[start of Entries shown]

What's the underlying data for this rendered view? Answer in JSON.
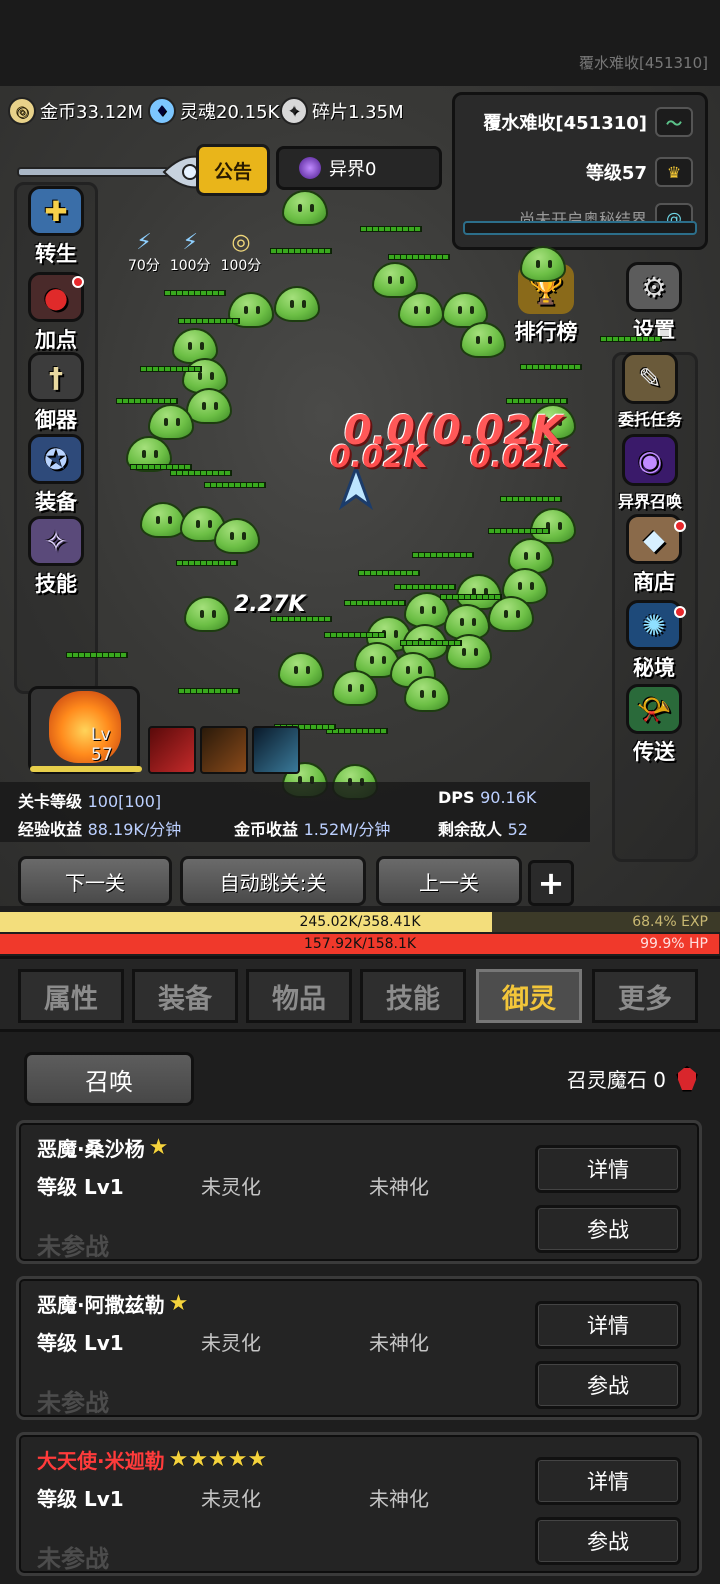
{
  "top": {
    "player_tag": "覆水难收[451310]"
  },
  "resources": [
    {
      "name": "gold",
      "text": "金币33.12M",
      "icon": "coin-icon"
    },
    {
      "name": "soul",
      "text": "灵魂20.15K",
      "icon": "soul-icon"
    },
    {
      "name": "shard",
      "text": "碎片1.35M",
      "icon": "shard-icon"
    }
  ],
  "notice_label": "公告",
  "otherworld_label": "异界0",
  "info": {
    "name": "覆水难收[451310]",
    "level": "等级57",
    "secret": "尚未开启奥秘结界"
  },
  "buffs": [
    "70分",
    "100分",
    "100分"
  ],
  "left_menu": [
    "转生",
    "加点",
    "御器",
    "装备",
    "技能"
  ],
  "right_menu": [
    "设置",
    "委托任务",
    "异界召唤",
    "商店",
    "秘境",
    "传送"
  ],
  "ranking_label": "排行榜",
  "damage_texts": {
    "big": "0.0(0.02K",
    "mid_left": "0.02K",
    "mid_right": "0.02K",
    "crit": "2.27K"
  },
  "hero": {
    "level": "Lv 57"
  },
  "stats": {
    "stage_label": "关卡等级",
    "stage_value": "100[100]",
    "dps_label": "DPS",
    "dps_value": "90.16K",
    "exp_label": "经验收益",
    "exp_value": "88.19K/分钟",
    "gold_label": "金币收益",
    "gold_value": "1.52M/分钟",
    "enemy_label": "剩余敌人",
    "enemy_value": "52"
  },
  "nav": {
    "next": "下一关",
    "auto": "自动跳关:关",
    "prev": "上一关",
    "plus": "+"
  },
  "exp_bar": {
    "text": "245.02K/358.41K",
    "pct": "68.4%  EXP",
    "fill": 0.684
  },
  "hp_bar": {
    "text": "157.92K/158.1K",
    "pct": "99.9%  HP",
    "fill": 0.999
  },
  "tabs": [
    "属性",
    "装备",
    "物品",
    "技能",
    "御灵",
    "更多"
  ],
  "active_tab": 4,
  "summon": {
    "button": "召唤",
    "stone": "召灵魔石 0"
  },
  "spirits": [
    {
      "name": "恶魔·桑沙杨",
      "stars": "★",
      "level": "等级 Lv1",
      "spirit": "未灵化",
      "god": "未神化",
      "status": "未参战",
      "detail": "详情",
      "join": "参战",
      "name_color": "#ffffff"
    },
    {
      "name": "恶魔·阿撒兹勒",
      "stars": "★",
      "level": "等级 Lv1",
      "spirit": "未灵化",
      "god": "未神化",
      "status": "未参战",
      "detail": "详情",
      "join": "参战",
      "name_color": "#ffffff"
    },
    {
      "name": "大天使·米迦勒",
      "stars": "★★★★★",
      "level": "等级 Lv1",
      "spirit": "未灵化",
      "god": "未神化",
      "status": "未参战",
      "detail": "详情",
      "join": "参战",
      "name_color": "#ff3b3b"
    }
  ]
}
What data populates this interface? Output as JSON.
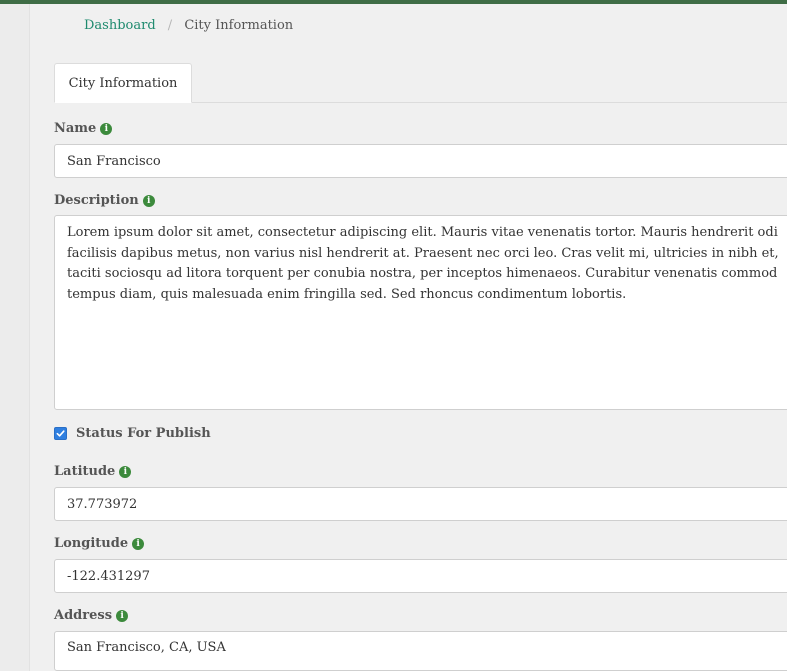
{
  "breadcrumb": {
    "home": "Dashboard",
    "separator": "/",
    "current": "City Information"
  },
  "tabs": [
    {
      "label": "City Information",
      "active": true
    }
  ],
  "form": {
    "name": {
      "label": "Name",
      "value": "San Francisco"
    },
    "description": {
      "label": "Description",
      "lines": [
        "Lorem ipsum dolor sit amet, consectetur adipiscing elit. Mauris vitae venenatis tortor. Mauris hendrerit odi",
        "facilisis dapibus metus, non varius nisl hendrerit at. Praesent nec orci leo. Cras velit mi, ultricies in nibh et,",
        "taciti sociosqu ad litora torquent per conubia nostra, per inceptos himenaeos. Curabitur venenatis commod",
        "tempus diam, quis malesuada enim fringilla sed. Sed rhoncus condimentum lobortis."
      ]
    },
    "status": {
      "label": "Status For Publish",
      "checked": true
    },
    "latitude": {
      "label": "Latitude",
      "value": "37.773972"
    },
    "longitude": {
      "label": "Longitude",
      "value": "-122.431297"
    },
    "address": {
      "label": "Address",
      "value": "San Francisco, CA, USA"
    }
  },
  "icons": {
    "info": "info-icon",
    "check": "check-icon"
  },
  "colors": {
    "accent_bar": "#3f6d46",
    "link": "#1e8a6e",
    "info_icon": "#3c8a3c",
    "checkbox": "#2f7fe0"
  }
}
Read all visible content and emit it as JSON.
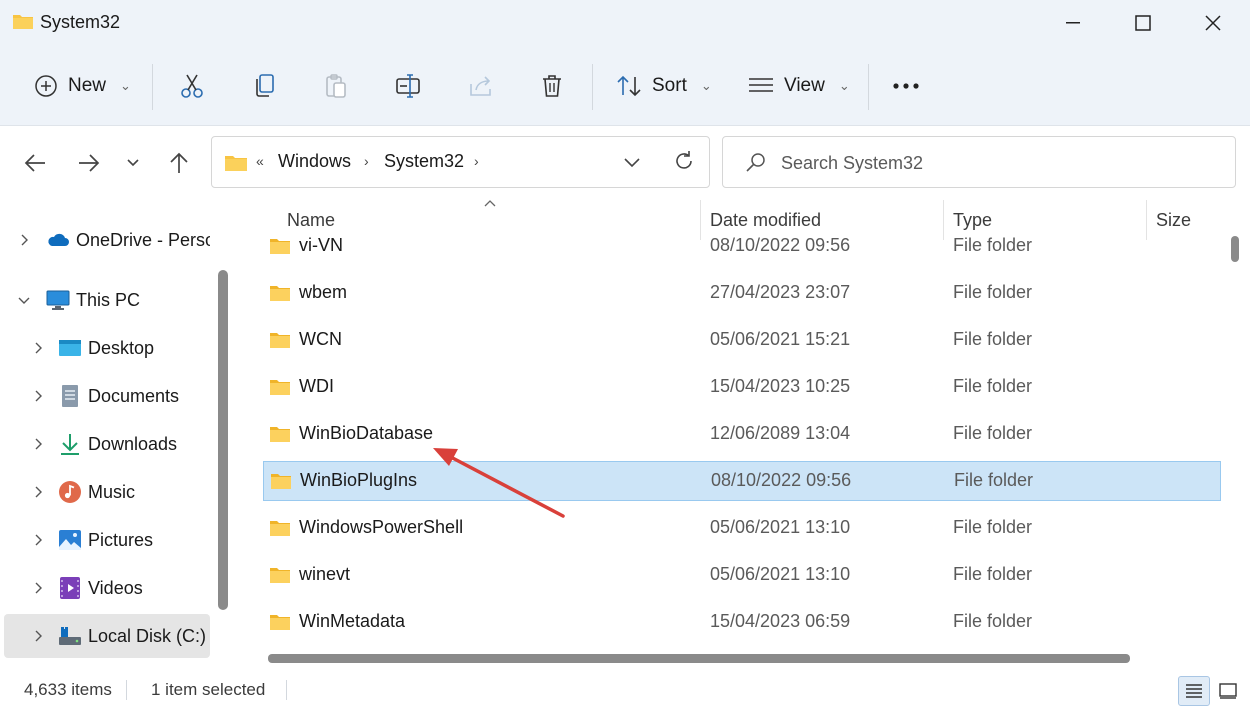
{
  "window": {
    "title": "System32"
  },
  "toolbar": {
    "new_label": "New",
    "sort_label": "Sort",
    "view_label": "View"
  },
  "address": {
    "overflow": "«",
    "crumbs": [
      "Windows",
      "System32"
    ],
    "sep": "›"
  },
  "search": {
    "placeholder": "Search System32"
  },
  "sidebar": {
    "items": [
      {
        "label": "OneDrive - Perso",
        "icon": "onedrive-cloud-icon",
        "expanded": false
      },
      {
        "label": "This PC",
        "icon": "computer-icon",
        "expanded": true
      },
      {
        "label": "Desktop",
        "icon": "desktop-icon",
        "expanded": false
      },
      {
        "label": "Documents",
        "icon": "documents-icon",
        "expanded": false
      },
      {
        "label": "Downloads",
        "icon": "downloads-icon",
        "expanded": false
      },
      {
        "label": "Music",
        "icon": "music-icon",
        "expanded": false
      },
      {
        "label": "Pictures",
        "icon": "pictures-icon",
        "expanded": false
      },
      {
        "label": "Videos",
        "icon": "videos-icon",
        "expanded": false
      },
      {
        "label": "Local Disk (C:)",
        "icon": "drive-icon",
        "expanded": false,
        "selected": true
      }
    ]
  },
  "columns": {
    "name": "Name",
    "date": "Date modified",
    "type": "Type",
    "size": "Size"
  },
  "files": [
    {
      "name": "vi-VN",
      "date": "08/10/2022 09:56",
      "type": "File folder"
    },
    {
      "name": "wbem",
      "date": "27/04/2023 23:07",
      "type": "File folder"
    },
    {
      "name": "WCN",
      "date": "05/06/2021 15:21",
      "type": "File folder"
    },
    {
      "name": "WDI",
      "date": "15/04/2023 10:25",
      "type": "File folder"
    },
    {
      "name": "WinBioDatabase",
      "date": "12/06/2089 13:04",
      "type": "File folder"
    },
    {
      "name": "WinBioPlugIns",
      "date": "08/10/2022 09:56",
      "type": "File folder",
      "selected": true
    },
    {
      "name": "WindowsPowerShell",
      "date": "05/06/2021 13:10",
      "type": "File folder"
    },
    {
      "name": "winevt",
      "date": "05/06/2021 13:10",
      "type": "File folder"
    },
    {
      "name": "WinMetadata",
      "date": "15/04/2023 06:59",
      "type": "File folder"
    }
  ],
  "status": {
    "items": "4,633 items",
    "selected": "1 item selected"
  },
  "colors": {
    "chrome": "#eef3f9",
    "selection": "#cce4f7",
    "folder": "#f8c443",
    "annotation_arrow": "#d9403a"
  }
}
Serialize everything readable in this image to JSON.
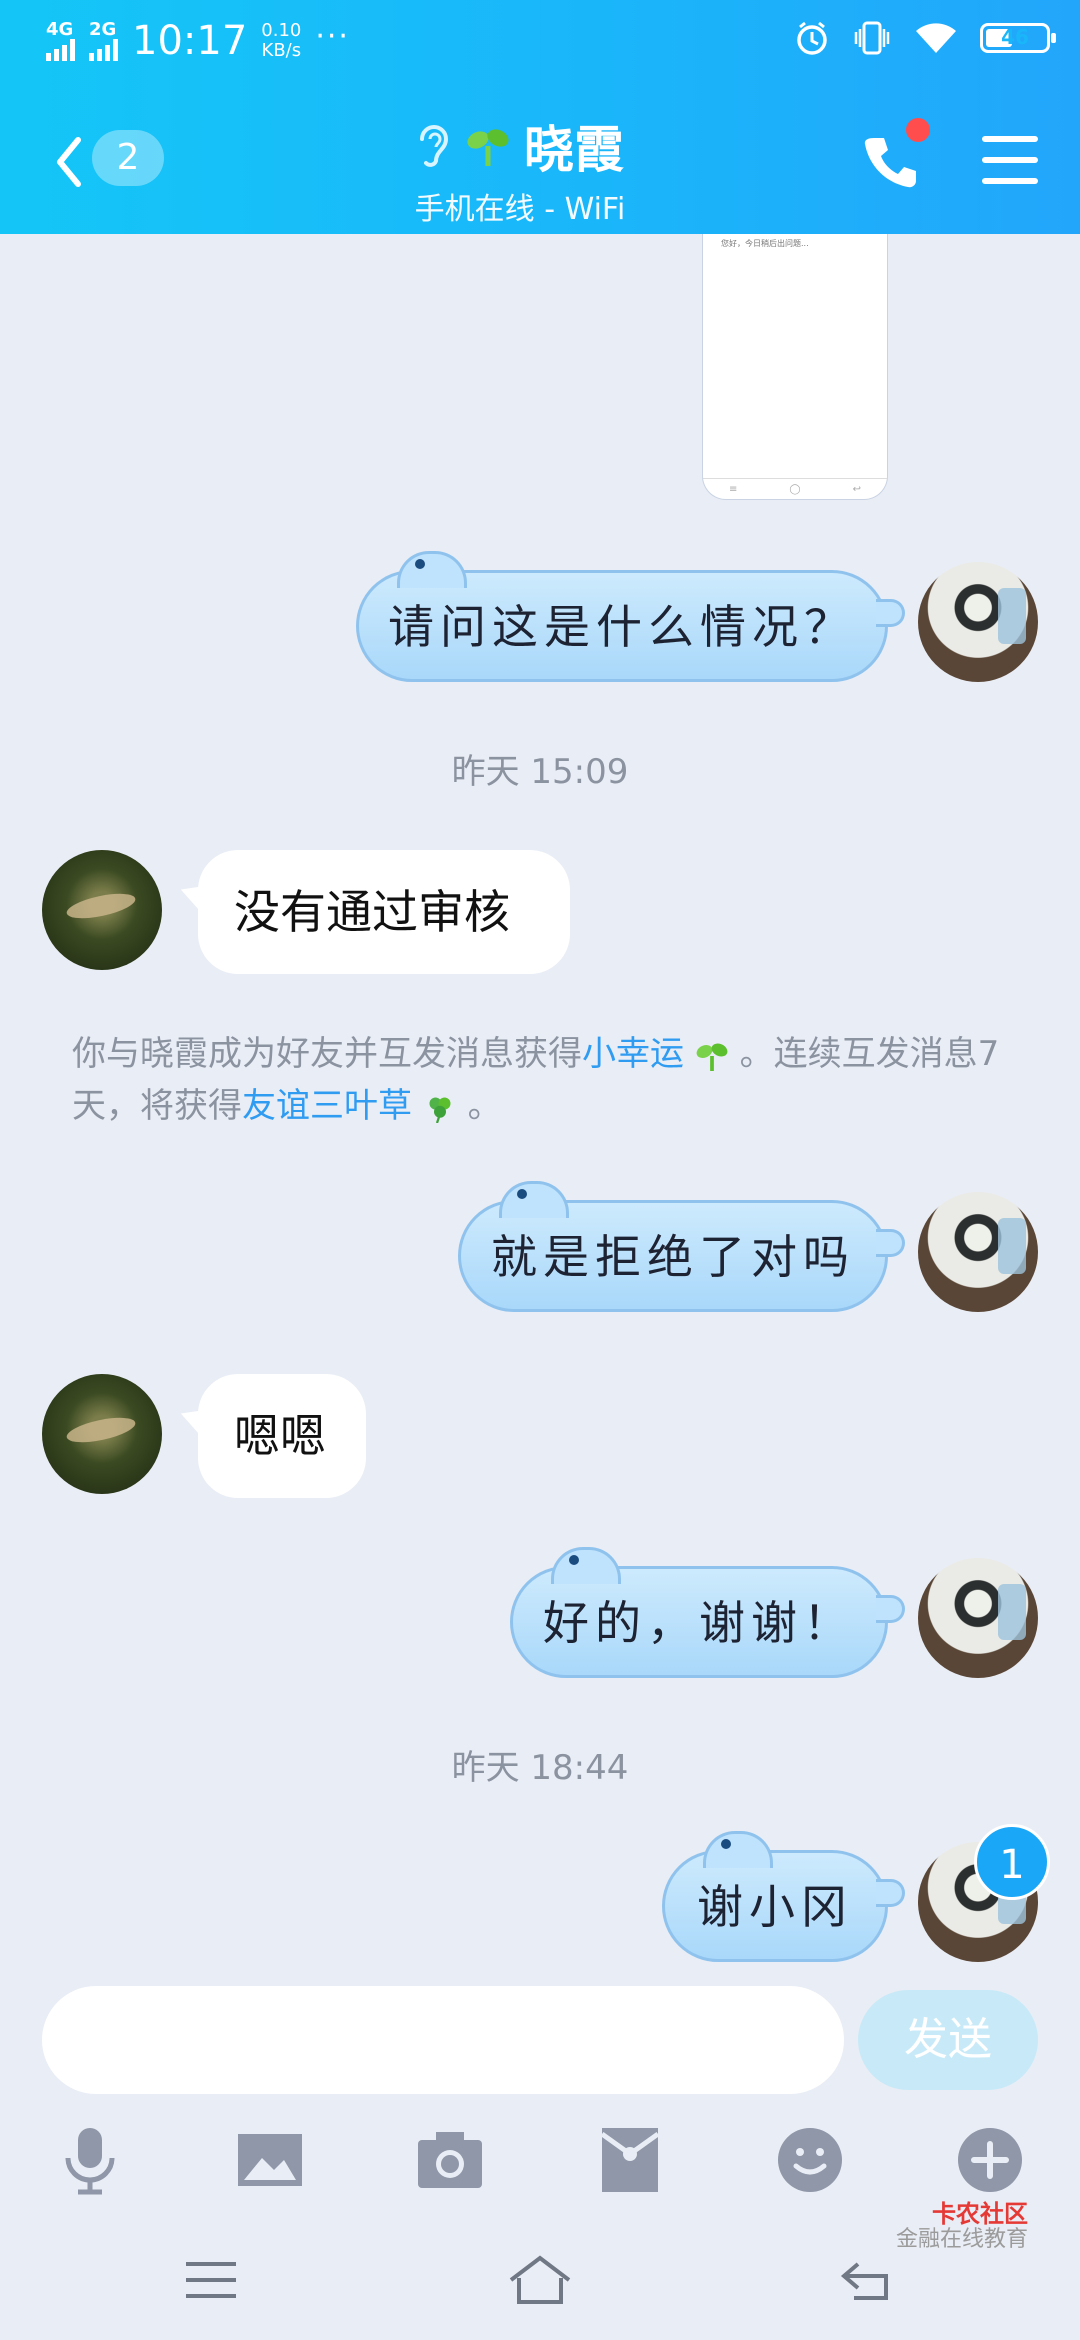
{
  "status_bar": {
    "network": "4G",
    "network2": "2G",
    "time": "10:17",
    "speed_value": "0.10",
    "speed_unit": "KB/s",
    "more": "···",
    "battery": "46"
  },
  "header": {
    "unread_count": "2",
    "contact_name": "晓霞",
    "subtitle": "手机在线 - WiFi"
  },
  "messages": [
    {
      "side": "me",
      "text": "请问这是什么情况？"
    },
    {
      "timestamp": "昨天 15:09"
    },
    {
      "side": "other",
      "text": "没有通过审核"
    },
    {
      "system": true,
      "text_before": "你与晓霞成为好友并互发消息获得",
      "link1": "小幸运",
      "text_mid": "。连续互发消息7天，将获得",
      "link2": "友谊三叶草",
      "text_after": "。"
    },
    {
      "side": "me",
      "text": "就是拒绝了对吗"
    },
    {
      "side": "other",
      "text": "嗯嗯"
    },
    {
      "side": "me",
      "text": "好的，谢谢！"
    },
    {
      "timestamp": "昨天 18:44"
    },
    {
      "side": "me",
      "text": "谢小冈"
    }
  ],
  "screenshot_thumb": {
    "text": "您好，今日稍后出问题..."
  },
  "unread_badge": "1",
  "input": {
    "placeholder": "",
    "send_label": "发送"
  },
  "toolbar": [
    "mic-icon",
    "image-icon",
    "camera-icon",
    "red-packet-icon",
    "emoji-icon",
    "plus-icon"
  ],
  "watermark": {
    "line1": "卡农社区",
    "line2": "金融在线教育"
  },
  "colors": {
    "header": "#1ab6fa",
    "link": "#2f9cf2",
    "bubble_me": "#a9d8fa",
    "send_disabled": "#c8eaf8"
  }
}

[end of Entries shown]

Exercise aim.
From the data above, copy each line where the string "Information" appears.

Task result.
    "current": "City Information"
      "label": "City Information",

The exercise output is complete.